Dataset items
↓
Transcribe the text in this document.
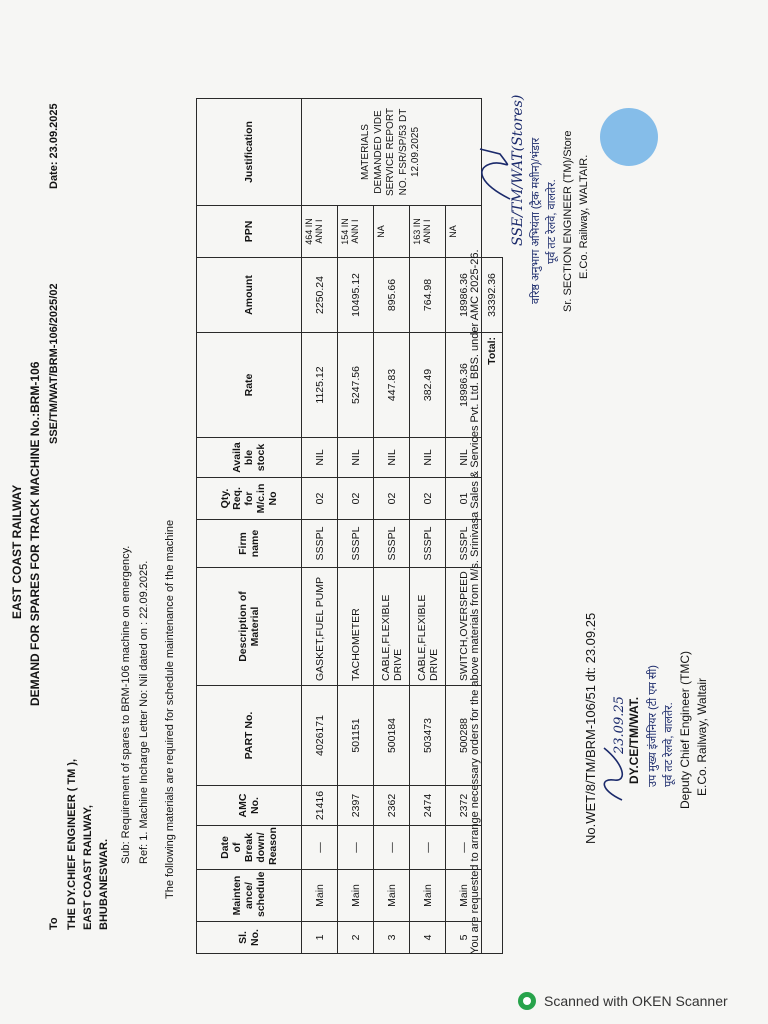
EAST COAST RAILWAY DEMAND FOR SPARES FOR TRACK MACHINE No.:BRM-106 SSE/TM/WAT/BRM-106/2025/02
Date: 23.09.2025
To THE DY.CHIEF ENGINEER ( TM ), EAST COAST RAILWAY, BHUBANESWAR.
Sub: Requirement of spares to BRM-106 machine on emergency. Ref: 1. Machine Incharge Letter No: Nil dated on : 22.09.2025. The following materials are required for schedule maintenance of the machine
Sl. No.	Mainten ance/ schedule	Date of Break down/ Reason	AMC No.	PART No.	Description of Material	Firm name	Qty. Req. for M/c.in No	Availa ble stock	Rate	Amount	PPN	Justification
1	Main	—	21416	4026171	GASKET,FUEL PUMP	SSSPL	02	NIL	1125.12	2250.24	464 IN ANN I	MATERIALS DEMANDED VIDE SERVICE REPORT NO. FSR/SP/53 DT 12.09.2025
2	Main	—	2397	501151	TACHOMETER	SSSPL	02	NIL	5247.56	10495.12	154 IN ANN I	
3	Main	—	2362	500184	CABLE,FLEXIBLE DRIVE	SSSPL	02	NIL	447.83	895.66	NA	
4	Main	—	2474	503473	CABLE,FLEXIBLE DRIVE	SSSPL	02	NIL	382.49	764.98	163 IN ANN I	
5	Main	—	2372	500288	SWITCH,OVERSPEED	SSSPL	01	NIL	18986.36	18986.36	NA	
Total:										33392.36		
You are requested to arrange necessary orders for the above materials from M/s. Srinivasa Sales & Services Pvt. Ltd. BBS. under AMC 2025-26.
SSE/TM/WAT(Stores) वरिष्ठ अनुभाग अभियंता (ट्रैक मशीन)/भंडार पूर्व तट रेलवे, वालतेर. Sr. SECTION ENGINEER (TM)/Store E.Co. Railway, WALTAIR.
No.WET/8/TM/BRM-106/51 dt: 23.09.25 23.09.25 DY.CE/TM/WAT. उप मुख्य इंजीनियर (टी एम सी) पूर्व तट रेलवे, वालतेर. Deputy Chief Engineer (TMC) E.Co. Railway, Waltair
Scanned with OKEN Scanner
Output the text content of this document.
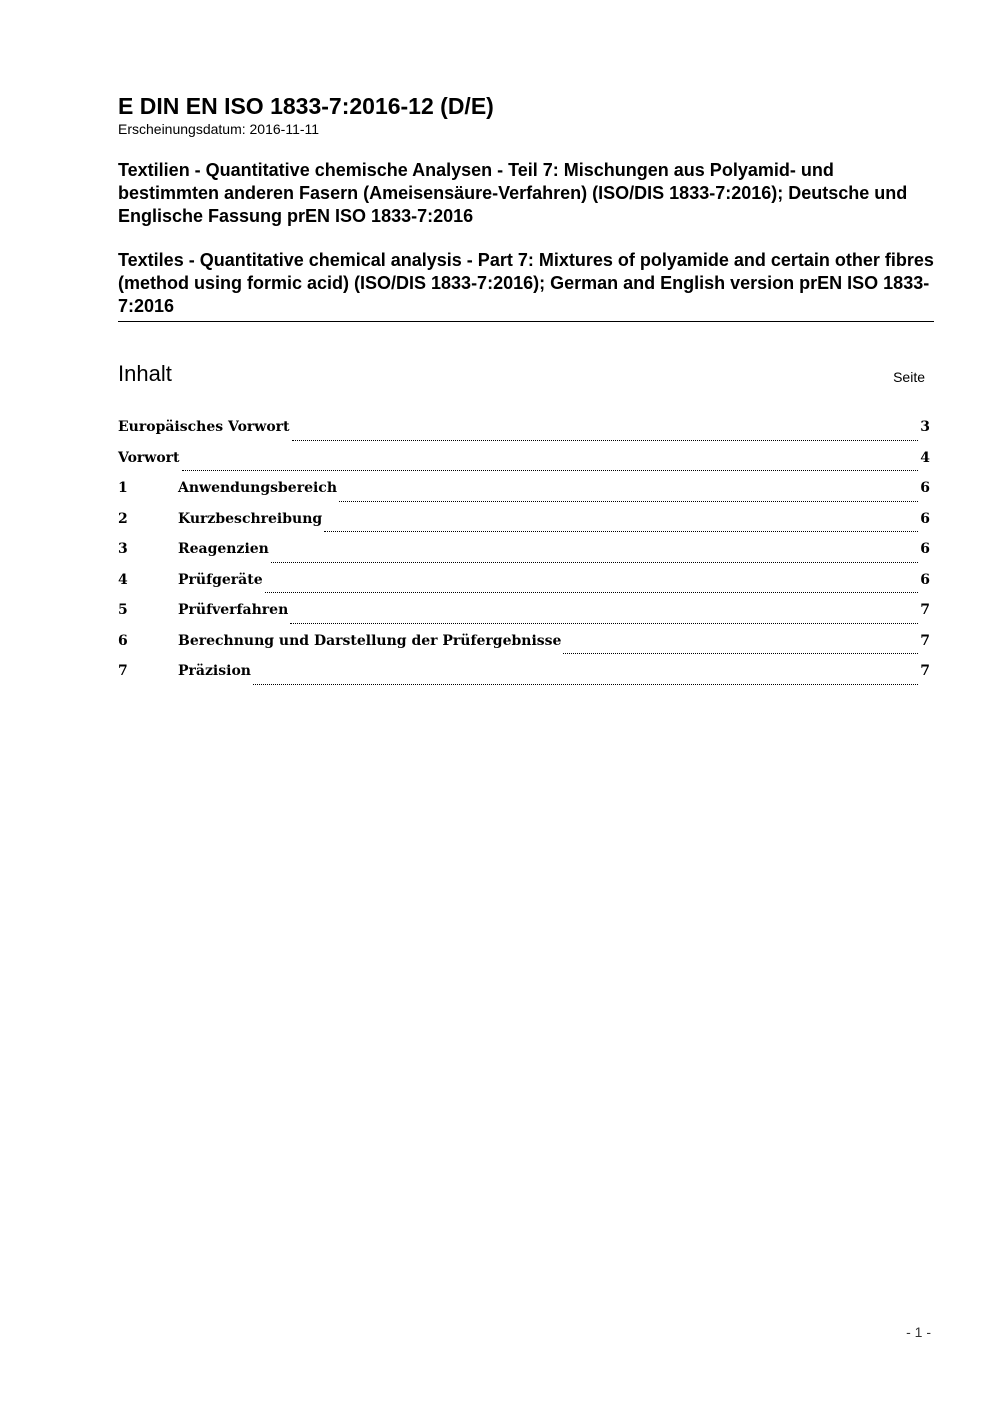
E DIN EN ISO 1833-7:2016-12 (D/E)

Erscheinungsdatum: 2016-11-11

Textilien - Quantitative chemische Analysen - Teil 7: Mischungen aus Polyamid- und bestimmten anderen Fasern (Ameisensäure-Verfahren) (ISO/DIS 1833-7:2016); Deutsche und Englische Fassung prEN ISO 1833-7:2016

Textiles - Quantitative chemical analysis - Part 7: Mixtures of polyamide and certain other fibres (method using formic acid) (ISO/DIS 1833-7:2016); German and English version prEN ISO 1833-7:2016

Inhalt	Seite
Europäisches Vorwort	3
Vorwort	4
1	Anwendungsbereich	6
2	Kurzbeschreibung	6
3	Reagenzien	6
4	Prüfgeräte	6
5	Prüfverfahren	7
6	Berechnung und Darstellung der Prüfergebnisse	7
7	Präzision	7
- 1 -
↑
EXERCISE DESCRIPTION: Return every line in the listing that contains the word "prEN".

FINISHED ANSWER:
Textilien - Quantitative chemische Analysen - Teil 7: Mischungen aus Polyamid- und bestimmten anderen Fasern (Ameisensäure-Verfahren) (ISO/DIS 1833-7:2016); Deutsche und Englische Fassung prEN ISO 1833-7:2016
Textiles - Quantitative chemical analysis - Part 7: Mixtures of polyamide and certain other fibres (method using formic acid) (ISO/DIS 1833-7:2016); German and English version prEN ISO 1833-7:2016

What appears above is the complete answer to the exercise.